*RECORDS FOR THE TASK:*
## begin
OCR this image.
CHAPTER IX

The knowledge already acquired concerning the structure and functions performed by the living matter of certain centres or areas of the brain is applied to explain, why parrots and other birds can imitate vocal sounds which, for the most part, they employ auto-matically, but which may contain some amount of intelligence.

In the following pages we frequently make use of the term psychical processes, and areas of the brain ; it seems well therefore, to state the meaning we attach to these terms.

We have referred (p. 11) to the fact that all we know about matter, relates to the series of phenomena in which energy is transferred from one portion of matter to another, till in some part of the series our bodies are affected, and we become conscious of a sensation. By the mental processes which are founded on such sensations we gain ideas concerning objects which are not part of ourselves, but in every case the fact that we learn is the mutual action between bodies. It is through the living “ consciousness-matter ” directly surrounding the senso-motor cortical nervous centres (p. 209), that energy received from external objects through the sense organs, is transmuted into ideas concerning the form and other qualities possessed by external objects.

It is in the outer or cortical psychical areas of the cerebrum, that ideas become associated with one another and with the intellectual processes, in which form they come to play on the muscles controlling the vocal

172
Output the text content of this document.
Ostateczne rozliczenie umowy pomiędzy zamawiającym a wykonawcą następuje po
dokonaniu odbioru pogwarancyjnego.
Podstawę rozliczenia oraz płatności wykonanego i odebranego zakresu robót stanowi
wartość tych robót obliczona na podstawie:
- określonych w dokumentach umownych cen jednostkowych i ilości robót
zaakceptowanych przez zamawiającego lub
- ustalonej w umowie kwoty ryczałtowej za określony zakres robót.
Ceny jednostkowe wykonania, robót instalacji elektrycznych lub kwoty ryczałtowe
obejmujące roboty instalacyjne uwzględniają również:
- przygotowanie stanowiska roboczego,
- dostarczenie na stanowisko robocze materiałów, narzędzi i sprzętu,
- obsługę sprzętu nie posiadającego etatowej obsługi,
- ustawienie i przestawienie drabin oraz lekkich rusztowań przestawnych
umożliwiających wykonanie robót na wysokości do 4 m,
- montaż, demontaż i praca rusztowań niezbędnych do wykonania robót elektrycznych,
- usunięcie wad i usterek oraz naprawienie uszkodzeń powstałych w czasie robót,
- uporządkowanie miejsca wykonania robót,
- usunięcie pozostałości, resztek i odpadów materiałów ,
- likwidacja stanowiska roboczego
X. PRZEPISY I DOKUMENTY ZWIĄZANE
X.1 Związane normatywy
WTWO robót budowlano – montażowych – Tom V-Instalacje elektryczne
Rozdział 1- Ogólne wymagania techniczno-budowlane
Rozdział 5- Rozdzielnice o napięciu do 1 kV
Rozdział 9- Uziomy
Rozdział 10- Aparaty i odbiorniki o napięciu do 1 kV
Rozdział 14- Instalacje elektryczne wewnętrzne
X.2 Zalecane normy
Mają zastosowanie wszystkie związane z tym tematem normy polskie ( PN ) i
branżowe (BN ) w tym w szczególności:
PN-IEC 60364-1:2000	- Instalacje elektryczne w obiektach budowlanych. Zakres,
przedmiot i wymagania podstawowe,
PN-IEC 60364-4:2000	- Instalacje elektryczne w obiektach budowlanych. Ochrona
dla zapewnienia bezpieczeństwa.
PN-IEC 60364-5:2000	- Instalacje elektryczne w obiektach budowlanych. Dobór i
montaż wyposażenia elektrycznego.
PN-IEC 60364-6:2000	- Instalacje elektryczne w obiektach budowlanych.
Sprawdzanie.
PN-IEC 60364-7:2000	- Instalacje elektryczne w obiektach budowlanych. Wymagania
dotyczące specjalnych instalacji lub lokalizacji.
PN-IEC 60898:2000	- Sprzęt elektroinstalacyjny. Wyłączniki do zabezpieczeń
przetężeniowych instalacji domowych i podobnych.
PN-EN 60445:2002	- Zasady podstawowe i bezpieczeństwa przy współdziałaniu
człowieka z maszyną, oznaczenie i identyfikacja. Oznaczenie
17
## end
*WHAT TO PRODUCE:* Transcribe the data above in full, exactly.

*EXERCISE SOLUTION:*
OCR this image.
CHAPTER IX

The knowledge already acquired concerning the structure and functions performed by the living matter of certain centres or areas of the brain is applied to explain, why parrots and other birds can imitate vocal sounds which, for the most part, they employ auto-matically, but which may contain some amount of intelligence.

In the following pages we frequently make use of the term psychical processes, and areas of the brain ; it seems well therefore, to state the meaning we attach to these terms.

We have referred (p. 11) to the fact that all we know about matter, relates to the series of phenomena in which energy is transferred from one portion of matter to another, till in some part of the series our bodies are affected, and we become conscious of a sensation. By the mental processes which are founded on such sensations we gain ideas concerning objects which are not part of ourselves, but in every case the fact that we learn is the mutual action between bodies. It is through the living “ consciousness-matter ” directly surrounding the senso-motor cortical nervous centres (p. 209), that energy received from external objects through the sense organs, is transmuted into ideas concerning the form and other qualities possessed by external objects.

It is in the outer or cortical psychical areas of the cerebrum, that ideas become associated with one another and with the intellectual processes, in which form they come to play on the muscles controlling the vocal

172
Output the text content of this document.
Ostateczne rozliczenie umowy pomiędzy zamawiającym a wykonawcą następuje po
dokonaniu odbioru pogwarancyjnego.
Podstawę rozliczenia oraz płatności wykonanego i odebranego zakresu robót stanowi
wartość tych robót obliczona na podstawie:
- określonych w dokumentach umownych cen jednostkowych i ilości robót
zaakceptowanych przez zamawiającego lub
- ustalonej w umowie kwoty ryczałtowej za określony zakres robót.
Ceny jednostkowe wykonania, robót instalacji elektrycznych lub kwoty ryczałtowe
obejmujące roboty instalacyjne uwzględniają również:
- przygotowanie stanowiska roboczego,
- dostarczenie na stanowisko robocze materiałów, narzędzi i sprzętu,
- obsługę sprzętu nie posiadającego etatowej obsługi,
- ustawienie i przestawienie drabin oraz lekkich rusztowań przestawnych
umożliwiających wykonanie robót na wysokości do 4 m,
- montaż, demontaż i praca rusztowań niezbędnych do wykonania robót elektrycznych,
- usunięcie wad i usterek oraz naprawienie uszkodzeń powstałych w czasie robót,
- uporządkowanie miejsca wykonania robót,
- usunięcie pozostałości, resztek i odpadów materiałów ,
- likwidacja stanowiska roboczego
X. PRZEPISY I DOKUMENTY ZWIĄZANE
X.1 Związane normatywy
WTWO robót budowlano – montażowych – Tom V-Instalacje elektryczne
Rozdział 1- Ogólne wymagania techniczno-budowlane
Rozdział 5- Rozdzielnice o napięciu do 1 kV
Rozdział 9- Uziomy
Rozdział 10- Aparaty i odbiorniki o napięciu do 1 kV
Rozdział 14- Instalacje elektryczne wewnętrzne
X.2 Zalecane normy
Mają zastosowanie wszystkie związane z tym tematem normy polskie ( PN ) i
branżowe (BN ) w tym w szczególności:
PN-IEC 60364-1:2000	- Instalacje elektryczne w obiektach budowlanych. Zakres,
przedmiot i wymagania podstawowe,
PN-IEC 60364-4:2000	- Instalacje elektryczne w obiektach budowlanych. Ochrona
dla zapewnienia bezpieczeństwa.
PN-IEC 60364-5:2000	- Instalacje elektryczne w obiektach budowlanych. Dobór i
montaż wyposażenia elektrycznego.
PN-IEC 60364-6:2000	- Instalacje elektryczne w obiektach budowlanych.
Sprawdzanie.
PN-IEC 60364-7:2000	- Instalacje elektryczne w obiektach budowlanych. Wymagania
dotyczące specjalnych instalacji lub lokalizacji.
PN-IEC 60898:2000	- Sprzęt elektroinstalacyjny. Wyłączniki do zabezpieczeń
przetężeniowych instalacji domowych i podobnych.
PN-EN 60445:2002	- Zasady podstawowe i bezpieczeństwa przy współdziałaniu
człowieka z maszyną, oznaczenie i identyfikacja. Oznaczenie
17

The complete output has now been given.